## Description of the task
Look through the lines below and extract any with the word "每小题的四个选项中".

## Source material
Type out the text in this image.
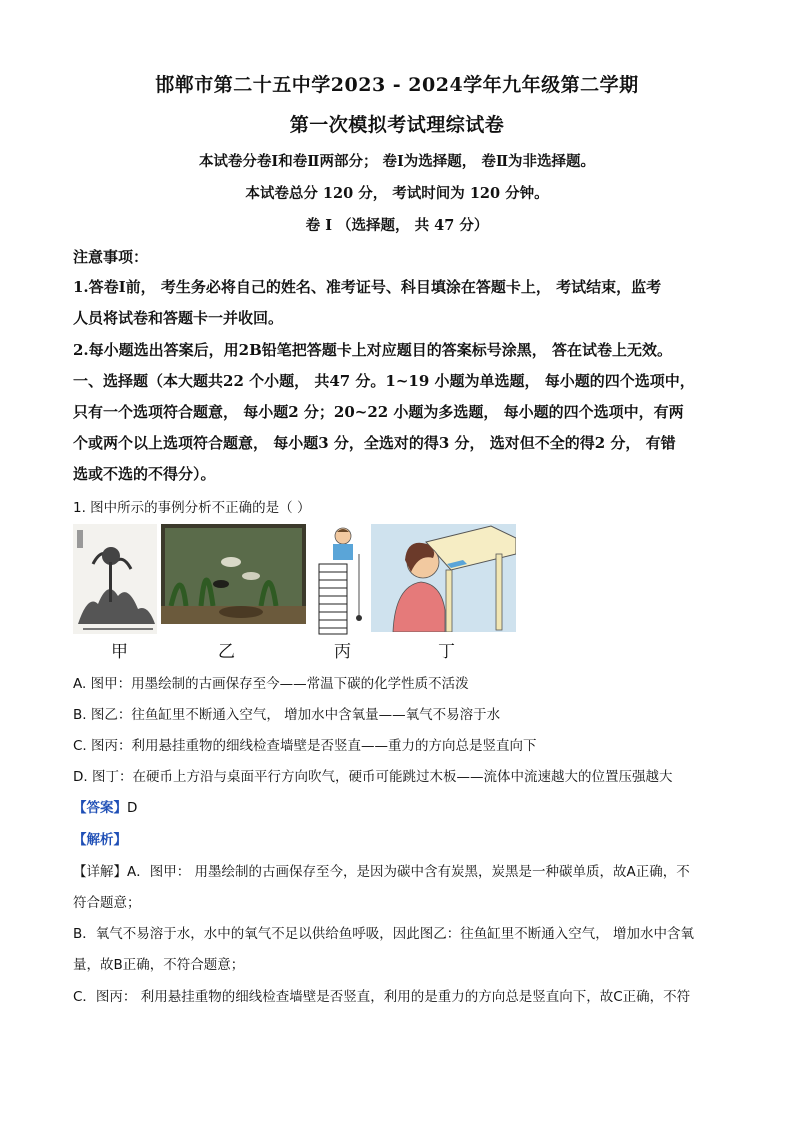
邯郸市第二十五中学2023 - 2024学年九年级第二学期
第一次模拟考试理综试卷
本试卷分卷Ⅰ和卷Ⅱ两部分； 卷Ⅰ为选择题， 卷Ⅱ为非选择题。
本试卷总分 120 分， 考试时间为 120 分钟。
卷 Ⅰ （选择题， 共 47 分）
注意事项：
1.答卷Ⅰ前， 考生务必将自己的姓名、准考证号、科目填涂在答题卡上， 考试结束，监考
人员将试卷和答题卡一并收回。
2.每小题选出答案后，用2B铅笔把答题卡上对应题目的答案标号涂黑， 答在试卷上无效。
一、选择题（本大题共22 个小题， 共47 分。1~19 小题为单选题， 每小题的四个选项中，
只有一个选项符合题意， 每小题2 分；20~22 小题为多选题， 每小题的四个选项中，有两
个或两个以上选项符合题意， 每小题3 分，全选对的得3 分， 选对但不全的得2 分， 有错
选或不选的不得分）。
1. 图中所示的事例分析不正确的是（ ）
甲	乙	丙	丁
A. 图甲：用墨绘制的古画保存至今——常温下碳的化学性质不活泼
B. 图乙：往鱼缸里不断通入空气， 增加水中含氧量——氧气不易溶于水
C. 图丙：利用悬挂重物的细线检查墙壁是否竖直——重力的方向总是竖直向下
D. 图丁：在硬币上方沿与桌面平行方向吹气，硬币可能跳过木板——流体中流速越大的位置压强越大
【答案】D
【解析】
【详解】A．图甲： 用墨绘制的古画保存至今，是因为碳中含有炭黑，炭黑是一种碳单质，故A正确，不
符合题意；
B．氧气不易溶于水，水中的氧气不足以供给鱼呼吸，因此图乙：往鱼缸里不断通入空气， 增加水中含氧
量，故B正确，不符合题意；
C．图丙： 利用悬挂重物的细线检查墙壁是否竖直，利用的是重力的方向总是竖直向下，故C正确，不符
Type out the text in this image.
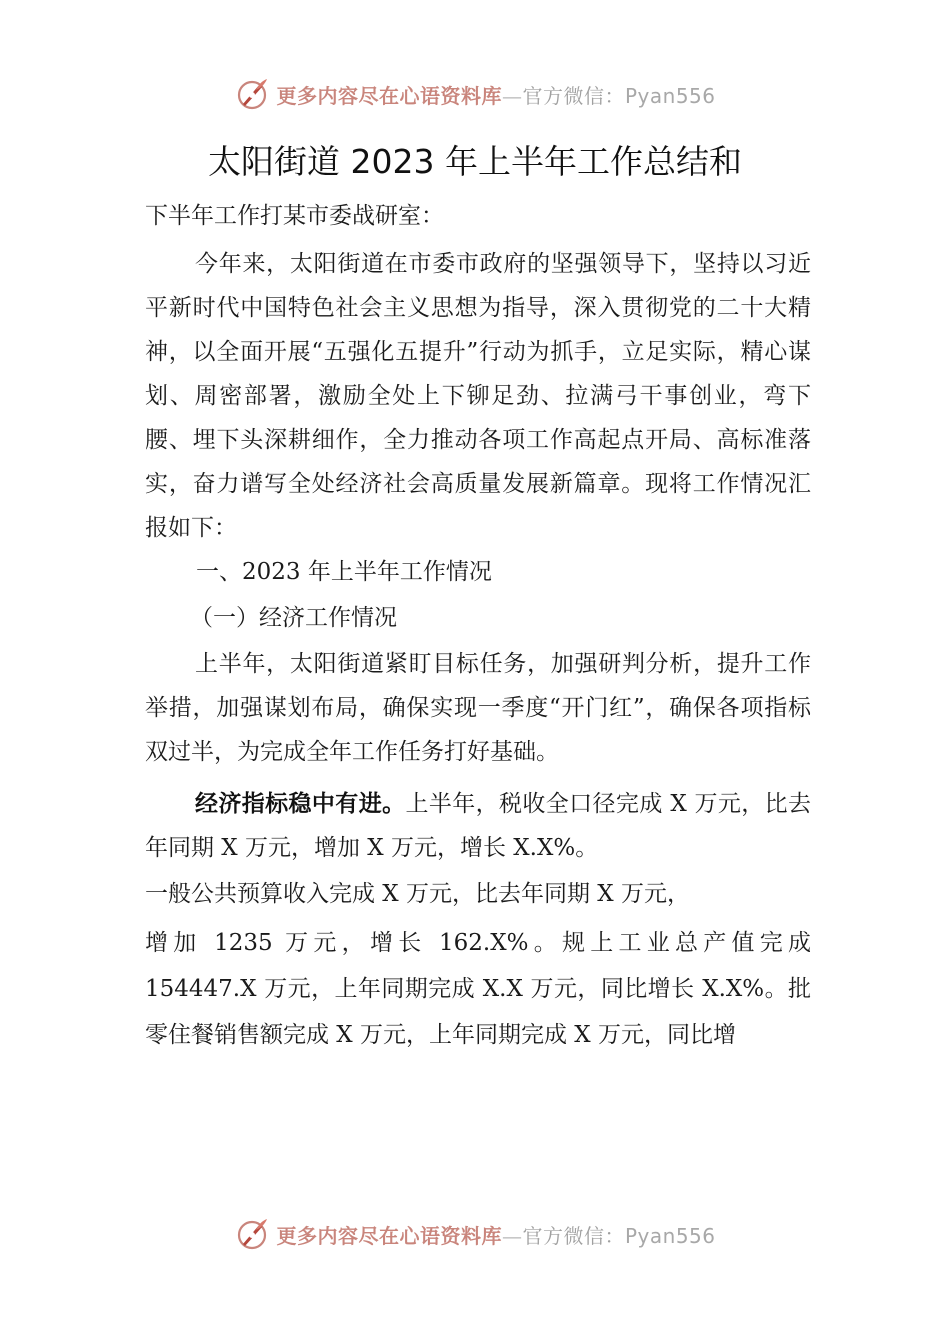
更多内容尽在心语资料库—官方微信：Pyan556
太阳街道 2023 年上半年工作总结和
下半年工作打某市委战研室：
今年来，太阳街道在市委市政府的坚强领导下，坚持以习近平新时代中国特色社会主义思想为指导，深入贯彻党的二十大精神，以全面开展“五强化五提升”行动为抓手，立足实际，精心谋划、周密部署，激励全处上下铆足劲、拉满弓干事创业，弯下腰、埋下头深耕细作，全力推动各项工作高起点开局、高标准落实，奋力谱写全处经济社会高质量发展新篇章。现将工作情况汇报如下：
一、2023 年上半年工作情况
（一）经济工作情况
上半年，太阳街道紧盯目标任务，加强研判分析，提升工作举措，加强谋划布局，确保实现一季度“开门红”，确保各项指标双过半，为完成全年工作任务打好基础。
经济指标稳中有进。上半年，税收全口径完成 X 万元，比去年同期 X 万元，增加 X 万元，增长 X.X%。
一般公共预算收入完成 X 万元，比去年同期 X 万元，
增加 1235 万元，增长 162.X%。规上工业总产值完成 154447.X 万元，上年同期完成 X.X 万元，同比增长 X.X%。批零住餐销售额完成 X 万元，上年同期完成 X 万元，同比增
更多内容尽在心语资料库—官方微信：Pyan556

## Answer to the problem
一、选择题（本大题共22 个小题， 共47 分。1~19 小题为单选题， 每小题的四个选项中，
只有一个选项符合题意， 每小题2 分；20~22 小题为多选题， 每小题的四个选项中，有两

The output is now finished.